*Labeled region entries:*
+ + + +

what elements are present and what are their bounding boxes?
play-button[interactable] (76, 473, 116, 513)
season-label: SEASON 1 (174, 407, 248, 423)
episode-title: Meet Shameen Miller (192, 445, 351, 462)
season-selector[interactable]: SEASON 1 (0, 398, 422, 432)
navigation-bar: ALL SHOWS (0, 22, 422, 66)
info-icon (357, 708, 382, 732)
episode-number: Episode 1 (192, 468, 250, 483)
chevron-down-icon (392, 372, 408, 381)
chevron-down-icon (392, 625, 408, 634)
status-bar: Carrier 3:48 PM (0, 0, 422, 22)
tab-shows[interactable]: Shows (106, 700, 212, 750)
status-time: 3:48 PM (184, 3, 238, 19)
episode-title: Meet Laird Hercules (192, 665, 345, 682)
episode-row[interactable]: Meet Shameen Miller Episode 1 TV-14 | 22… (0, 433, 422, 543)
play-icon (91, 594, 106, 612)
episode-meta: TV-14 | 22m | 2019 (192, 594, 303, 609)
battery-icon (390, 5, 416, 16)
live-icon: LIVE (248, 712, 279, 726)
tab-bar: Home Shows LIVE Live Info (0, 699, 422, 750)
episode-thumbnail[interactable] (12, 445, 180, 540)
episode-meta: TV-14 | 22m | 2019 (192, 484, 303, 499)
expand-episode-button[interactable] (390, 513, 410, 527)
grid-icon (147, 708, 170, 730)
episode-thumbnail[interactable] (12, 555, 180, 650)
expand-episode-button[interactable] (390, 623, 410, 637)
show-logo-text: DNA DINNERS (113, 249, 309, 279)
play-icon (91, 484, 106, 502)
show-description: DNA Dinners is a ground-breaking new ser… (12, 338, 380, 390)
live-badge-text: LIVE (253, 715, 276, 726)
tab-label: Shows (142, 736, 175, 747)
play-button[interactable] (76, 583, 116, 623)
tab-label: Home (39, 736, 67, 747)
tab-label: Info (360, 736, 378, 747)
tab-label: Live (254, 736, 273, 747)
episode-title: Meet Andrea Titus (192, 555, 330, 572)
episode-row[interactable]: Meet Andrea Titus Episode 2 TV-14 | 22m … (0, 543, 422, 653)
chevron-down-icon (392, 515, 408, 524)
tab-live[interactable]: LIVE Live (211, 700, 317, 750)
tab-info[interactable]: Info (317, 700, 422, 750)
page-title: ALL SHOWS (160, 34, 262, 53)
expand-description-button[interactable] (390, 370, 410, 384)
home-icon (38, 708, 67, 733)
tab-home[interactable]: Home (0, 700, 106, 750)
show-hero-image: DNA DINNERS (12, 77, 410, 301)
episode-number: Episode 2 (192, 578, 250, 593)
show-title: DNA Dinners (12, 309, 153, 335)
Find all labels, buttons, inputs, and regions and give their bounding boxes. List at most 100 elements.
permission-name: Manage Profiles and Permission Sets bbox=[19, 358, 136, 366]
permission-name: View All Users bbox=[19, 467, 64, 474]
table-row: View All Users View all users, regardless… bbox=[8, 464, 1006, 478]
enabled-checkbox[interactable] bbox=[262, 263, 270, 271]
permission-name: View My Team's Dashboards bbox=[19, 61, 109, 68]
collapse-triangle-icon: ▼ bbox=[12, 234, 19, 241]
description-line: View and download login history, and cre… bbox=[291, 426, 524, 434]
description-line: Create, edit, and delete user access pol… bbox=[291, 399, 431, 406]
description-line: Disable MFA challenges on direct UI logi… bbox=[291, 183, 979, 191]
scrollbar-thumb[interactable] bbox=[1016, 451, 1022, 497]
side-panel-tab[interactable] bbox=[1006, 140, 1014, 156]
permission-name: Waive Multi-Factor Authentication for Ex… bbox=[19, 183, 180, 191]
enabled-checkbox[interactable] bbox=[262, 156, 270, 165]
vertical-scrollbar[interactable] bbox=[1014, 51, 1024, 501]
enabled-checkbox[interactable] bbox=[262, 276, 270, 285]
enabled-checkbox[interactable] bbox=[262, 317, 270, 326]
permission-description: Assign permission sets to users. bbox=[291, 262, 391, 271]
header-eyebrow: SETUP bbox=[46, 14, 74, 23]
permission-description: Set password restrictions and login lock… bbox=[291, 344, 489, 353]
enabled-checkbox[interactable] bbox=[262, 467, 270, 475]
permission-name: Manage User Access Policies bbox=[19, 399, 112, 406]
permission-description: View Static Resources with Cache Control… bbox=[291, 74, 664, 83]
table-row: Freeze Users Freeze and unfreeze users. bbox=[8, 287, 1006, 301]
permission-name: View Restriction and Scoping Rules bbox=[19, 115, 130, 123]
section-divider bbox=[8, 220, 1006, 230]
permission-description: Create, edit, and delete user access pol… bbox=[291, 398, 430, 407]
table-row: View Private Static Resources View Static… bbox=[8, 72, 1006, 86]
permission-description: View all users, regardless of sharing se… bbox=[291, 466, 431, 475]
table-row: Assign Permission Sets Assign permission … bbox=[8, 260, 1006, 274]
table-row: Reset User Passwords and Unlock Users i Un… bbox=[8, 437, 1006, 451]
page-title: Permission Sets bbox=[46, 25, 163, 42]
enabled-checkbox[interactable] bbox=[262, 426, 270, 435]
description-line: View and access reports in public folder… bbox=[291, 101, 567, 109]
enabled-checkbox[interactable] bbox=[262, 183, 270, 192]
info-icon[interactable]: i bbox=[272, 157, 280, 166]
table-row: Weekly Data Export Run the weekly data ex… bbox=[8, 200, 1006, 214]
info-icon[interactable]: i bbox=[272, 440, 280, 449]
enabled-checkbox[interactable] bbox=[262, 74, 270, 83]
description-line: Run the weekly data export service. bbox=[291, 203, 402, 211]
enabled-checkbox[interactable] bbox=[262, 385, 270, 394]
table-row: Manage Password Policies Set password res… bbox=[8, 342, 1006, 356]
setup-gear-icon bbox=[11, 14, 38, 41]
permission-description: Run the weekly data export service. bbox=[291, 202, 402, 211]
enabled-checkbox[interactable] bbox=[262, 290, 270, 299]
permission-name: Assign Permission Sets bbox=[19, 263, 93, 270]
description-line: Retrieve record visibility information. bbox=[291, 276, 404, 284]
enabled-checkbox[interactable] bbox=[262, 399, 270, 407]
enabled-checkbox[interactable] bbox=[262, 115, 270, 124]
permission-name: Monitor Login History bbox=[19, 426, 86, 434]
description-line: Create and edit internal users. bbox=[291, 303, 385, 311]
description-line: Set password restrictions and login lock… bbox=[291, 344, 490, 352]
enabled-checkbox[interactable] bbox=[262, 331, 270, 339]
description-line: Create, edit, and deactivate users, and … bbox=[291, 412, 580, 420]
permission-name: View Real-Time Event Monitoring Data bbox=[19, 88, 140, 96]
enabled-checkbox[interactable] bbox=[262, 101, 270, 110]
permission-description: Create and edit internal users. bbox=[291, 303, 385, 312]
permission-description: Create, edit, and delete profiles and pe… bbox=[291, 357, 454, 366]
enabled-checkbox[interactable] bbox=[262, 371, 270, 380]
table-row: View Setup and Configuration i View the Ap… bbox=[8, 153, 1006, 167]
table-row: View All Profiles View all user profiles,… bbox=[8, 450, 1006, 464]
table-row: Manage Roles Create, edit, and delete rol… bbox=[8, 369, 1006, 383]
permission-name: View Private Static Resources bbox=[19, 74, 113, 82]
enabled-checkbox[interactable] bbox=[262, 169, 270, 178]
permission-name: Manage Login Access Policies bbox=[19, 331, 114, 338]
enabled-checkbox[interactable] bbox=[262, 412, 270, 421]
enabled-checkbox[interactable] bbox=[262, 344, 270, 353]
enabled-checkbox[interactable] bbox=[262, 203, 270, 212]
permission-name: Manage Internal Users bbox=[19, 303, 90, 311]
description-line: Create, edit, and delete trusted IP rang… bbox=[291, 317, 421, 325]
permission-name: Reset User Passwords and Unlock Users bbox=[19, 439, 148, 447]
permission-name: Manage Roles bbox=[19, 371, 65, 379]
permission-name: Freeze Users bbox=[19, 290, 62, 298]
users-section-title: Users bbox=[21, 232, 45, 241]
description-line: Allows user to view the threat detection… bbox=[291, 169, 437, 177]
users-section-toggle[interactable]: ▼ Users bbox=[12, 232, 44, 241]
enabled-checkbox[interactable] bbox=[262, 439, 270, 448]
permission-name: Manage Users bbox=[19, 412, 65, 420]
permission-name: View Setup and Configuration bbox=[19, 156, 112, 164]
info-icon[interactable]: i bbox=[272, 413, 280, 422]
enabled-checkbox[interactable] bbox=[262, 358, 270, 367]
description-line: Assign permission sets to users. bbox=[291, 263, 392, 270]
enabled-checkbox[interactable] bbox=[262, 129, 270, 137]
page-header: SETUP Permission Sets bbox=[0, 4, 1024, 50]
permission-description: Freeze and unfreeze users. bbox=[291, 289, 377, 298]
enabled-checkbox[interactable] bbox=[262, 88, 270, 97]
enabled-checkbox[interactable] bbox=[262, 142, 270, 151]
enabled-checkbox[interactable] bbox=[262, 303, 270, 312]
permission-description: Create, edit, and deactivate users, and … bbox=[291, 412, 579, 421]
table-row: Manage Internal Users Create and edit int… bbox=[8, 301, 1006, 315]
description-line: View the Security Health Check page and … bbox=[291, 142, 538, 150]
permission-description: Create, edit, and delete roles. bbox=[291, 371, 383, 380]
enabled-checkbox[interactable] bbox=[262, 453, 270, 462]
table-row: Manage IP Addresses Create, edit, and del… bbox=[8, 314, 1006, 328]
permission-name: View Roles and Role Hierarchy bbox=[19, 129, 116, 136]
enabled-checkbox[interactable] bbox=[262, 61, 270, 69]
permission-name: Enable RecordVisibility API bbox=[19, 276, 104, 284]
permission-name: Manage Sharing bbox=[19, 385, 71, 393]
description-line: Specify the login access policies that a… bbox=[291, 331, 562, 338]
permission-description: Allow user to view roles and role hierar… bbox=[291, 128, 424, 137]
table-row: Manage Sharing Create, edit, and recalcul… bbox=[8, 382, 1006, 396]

+ + + +

*Goal of the exercise:*
Copy the data from its first line through the line containing "expand-episode-button[interactable] (390, 513, 410, 527)", substituting "episode-name" for every "episode-title" and keeping everything else the same.

*Answer for this exercise:*
what elements are present and what are their bounding boxes?
play-button[interactable] (76, 473, 116, 513)
season-label: SEASON 1 (174, 407, 248, 423)
episode-name: Meet Shameen Miller (192, 445, 351, 462)
season-selector[interactable]: SEASON 1 (0, 398, 422, 432)
navigation-bar: ALL SHOWS (0, 22, 422, 66)
info-icon (357, 708, 382, 732)
episode-number: Episode 1 (192, 468, 250, 483)
chevron-down-icon (392, 372, 408, 381)
chevron-down-icon (392, 625, 408, 634)
status-bar: Carrier 3:48 PM (0, 0, 422, 22)
tab-shows[interactable]: Shows (106, 700, 212, 750)
status-time: 3:48 PM (184, 3, 238, 19)
episode-name: Meet Laird Hercules (192, 665, 345, 682)
episode-row[interactable]: Meet Shameen Miller Episode 1 TV-14 | 22… (0, 433, 422, 543)
play-icon (91, 594, 106, 612)
episode-meta: TV-14 | 22m | 2019 (192, 594, 303, 609)
battery-icon (390, 5, 416, 16)
live-icon: LIVE (248, 712, 279, 726)
tab-bar: Home Shows LIVE Live Info (0, 699, 422, 750)
episode-thumbnail[interactable] (12, 445, 180, 540)
episode-meta: TV-14 | 22m | 2019 (192, 484, 303, 499)
expand-episode-button[interactable] (390, 513, 410, 527)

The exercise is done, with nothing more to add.